> **What the task asks**: Copy out every line of the records where the string "Grades" occurs.

> **Information supplied**:
──────────────────────────────
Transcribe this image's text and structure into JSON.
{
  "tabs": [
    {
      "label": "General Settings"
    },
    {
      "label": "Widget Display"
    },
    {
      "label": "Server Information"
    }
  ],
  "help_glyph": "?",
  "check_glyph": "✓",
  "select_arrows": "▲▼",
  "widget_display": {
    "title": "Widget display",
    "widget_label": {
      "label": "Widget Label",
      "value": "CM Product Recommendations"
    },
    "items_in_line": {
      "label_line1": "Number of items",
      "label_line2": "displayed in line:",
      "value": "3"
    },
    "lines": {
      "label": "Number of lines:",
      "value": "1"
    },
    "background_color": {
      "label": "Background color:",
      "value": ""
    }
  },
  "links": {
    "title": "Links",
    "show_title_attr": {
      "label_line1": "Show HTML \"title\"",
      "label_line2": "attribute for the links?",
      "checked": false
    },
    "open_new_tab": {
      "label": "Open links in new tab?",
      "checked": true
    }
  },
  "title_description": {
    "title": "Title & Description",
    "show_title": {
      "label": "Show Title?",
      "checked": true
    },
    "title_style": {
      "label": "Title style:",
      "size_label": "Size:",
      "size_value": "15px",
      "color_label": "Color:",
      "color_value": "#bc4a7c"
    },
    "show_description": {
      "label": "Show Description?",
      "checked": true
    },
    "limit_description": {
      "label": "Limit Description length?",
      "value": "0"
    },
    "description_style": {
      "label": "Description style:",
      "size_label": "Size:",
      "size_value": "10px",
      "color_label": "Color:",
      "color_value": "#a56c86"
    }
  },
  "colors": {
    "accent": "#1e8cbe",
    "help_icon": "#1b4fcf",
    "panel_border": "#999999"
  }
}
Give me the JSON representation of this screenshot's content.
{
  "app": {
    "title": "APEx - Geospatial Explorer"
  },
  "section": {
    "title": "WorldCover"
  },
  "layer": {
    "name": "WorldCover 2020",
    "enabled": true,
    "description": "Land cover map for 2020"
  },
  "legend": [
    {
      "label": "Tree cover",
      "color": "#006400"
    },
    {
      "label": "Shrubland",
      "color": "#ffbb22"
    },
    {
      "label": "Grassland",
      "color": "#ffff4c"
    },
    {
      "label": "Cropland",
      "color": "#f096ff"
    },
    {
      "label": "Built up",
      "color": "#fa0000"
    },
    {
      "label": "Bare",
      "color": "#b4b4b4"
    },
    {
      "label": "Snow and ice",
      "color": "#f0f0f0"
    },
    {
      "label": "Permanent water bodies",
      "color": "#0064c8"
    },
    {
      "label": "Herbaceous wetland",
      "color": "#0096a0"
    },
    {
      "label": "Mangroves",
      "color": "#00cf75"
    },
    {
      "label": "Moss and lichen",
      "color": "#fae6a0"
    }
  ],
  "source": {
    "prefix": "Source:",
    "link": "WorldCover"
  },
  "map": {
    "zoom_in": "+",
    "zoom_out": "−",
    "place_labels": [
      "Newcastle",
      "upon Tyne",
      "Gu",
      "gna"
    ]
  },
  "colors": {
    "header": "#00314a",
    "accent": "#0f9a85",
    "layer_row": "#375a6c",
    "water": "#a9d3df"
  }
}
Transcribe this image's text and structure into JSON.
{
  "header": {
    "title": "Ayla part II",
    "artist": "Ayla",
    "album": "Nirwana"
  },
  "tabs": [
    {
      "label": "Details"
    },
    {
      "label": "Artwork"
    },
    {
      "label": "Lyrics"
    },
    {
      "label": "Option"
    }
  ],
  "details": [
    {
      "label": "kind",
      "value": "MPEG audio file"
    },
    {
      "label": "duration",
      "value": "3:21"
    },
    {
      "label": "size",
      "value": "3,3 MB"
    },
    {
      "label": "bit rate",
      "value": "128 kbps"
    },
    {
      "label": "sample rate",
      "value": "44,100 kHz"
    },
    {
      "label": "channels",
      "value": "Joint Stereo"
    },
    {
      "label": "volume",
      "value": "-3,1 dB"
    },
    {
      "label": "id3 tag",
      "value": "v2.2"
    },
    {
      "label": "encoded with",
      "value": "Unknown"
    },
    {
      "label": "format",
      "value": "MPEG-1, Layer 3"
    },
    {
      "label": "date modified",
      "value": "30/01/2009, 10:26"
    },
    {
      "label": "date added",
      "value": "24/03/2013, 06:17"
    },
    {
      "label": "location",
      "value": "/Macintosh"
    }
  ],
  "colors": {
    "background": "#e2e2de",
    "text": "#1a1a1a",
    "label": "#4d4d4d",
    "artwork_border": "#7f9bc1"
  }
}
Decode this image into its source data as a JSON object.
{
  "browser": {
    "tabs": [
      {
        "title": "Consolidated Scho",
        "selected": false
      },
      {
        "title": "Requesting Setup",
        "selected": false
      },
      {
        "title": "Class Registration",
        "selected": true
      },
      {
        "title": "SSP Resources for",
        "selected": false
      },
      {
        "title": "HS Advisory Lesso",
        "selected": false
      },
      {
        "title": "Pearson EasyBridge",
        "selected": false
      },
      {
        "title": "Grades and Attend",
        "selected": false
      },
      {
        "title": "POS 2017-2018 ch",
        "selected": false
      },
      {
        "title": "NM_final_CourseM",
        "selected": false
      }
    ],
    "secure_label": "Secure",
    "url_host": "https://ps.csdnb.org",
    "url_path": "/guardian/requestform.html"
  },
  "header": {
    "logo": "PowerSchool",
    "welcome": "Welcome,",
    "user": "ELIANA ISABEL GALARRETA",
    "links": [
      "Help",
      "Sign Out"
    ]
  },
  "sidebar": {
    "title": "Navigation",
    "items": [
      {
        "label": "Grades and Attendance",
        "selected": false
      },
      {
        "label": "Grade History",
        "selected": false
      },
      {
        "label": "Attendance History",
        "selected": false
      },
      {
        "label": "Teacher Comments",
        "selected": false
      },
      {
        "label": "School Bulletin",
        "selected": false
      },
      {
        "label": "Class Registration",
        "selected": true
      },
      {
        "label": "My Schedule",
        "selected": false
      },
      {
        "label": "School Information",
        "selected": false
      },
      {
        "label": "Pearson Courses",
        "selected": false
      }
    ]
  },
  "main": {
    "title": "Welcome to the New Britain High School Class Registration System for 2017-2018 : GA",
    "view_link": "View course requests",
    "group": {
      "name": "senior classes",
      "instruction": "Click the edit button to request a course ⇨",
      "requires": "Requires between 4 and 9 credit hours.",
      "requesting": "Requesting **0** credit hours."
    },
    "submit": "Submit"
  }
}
──────────────────────────────
> **Result**:
        "title": "Grades and Attend",
        "label": "Grades and Attendance",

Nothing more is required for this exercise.